***** Supplied entries *****

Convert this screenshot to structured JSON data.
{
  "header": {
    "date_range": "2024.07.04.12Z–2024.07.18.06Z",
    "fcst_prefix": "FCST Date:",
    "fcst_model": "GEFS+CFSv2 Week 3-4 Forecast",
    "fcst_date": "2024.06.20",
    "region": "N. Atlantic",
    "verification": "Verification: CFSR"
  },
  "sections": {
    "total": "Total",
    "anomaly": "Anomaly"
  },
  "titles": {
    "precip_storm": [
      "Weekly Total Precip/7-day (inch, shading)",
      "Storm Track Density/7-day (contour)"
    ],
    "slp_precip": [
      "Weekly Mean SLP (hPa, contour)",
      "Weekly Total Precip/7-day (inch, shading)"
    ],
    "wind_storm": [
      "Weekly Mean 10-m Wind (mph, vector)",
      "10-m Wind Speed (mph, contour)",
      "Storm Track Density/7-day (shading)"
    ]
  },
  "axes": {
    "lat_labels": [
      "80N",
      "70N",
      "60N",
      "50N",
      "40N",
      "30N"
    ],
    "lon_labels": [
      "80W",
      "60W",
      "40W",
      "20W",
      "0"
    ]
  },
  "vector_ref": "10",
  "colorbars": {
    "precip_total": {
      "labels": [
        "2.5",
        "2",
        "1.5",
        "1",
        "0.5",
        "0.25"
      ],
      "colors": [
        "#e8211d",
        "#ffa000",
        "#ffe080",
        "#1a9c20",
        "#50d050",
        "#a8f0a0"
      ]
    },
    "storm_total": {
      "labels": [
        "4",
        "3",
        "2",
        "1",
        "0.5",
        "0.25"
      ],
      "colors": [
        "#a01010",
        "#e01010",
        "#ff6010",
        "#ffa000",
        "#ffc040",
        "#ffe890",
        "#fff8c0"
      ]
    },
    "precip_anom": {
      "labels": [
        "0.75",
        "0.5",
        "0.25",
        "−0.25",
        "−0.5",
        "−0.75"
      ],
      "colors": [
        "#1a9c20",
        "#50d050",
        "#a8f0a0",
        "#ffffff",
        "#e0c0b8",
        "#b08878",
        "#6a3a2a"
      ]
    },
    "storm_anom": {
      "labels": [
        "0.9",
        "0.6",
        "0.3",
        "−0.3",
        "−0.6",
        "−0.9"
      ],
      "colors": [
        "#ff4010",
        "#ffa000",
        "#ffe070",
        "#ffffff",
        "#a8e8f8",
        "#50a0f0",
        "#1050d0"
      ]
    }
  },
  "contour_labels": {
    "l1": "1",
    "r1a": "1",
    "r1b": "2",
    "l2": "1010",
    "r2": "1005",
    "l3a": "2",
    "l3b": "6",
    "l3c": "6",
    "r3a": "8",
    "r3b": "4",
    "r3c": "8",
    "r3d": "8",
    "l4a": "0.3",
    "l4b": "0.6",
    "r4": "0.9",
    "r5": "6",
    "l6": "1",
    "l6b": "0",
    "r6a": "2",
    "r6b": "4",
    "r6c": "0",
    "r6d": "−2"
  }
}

*****

Set exercise:
Reproduce each line of the material above precisely.

Output:
Convert this screenshot to structured JSON data.
{
  "header": {
    "date_range": "2024.07.04.12Z–2024.07.18.06Z",
    "fcst_prefix": "FCST Date:",
    "fcst_model": "GEFS+CFSv2 Week 3-4 Forecast",
    "fcst_date": "2024.06.20",
    "region": "N. Atlantic",
    "verification": "Verification: CFSR"
  },
  "sections": {
    "total": "Total",
    "anomaly": "Anomaly"
  },
  "titles": {
    "precip_storm": [
      "Weekly Total Precip/7-day (inch, shading)",
      "Storm Track Density/7-day (contour)"
    ],
    "slp_precip": [
      "Weekly Mean SLP (hPa, contour)",
      "Weekly Total Precip/7-day (inch, shading)"
    ],
    "wind_storm": [
      "Weekly Mean 10-m Wind (mph, vector)",
      "10-m Wind Speed (mph, contour)",
      "Storm Track Density/7-day (shading)"
    ]
  },
  "axes": {
    "lat_labels": [
      "80N",
      "70N",
      "60N",
      "50N",
      "40N",
      "30N"
    ],
    "lon_labels": [
      "80W",
      "60W",
      "40W",
      "20W",
      "0"
    ]
  },
  "vector_ref": "10",
  "colorbars": {
    "precip_total": {
      "labels": [
        "2.5",
        "2",
        "1.5",
        "1",
        "0.5",
        "0.25"
      ],
      "colors": [
        "#e8211d",
        "#ffa000",
        "#ffe080",
        "#1a9c20",
        "#50d050",
        "#a8f0a0"
      ]
    },
    "storm_total": {
      "labels": [
        "4",
        "3",
        "2",
        "1",
        "0.5",
        "0.25"
      ],
      "colors": [
        "#a01010",
        "#e01010",
        "#ff6010",
        "#ffa000",
        "#ffc040",
        "#ffe890",
        "#fff8c0"
      ]
    },
    "precip_anom": {
      "labels": [
        "0.75",
        "0.5",
        "0.25",
        "−0.25",
        "−0.5",
        "−0.75"
      ],
      "colors": [
        "#1a9c20",
        "#50d050",
        "#a8f0a0",
        "#ffffff",
        "#e0c0b8",
        "#b08878",
        "#6a3a2a"
      ]
    },
    "storm_anom": {
      "labels": [
        "0.9",
        "0.6",
        "0.3",
        "−0.3",
        "−0.6",
        "−0.9"
      ],
      "colors": [
        "#ff4010",
        "#ffa000",
        "#ffe070",
        "#ffffff",
        "#a8e8f8",
        "#50a0f0",
        "#1050d0"
      ]
    }
  },
  "contour_labels": {
    "l1": "1",
    "r1a": "1",
    "r1b": "2",
    "l2": "1010",
    "r2": "1005",
    "l3a": "2",
    "l3b": "6",
    "l3c": "6",
    "r3a": "8",
    "r3b": "4",
    "r3c": "8",
    "r3d": "8",
    "l4a": "0.3",
    "l4b": "0.6",
    "r4": "0.9",
    "r5": "6",
    "l6": "1",
    "l6b": "0",
    "r6a": "2",
    "r6b": "4",
    "r6c": "0",
    "r6d": "−2"
  }
}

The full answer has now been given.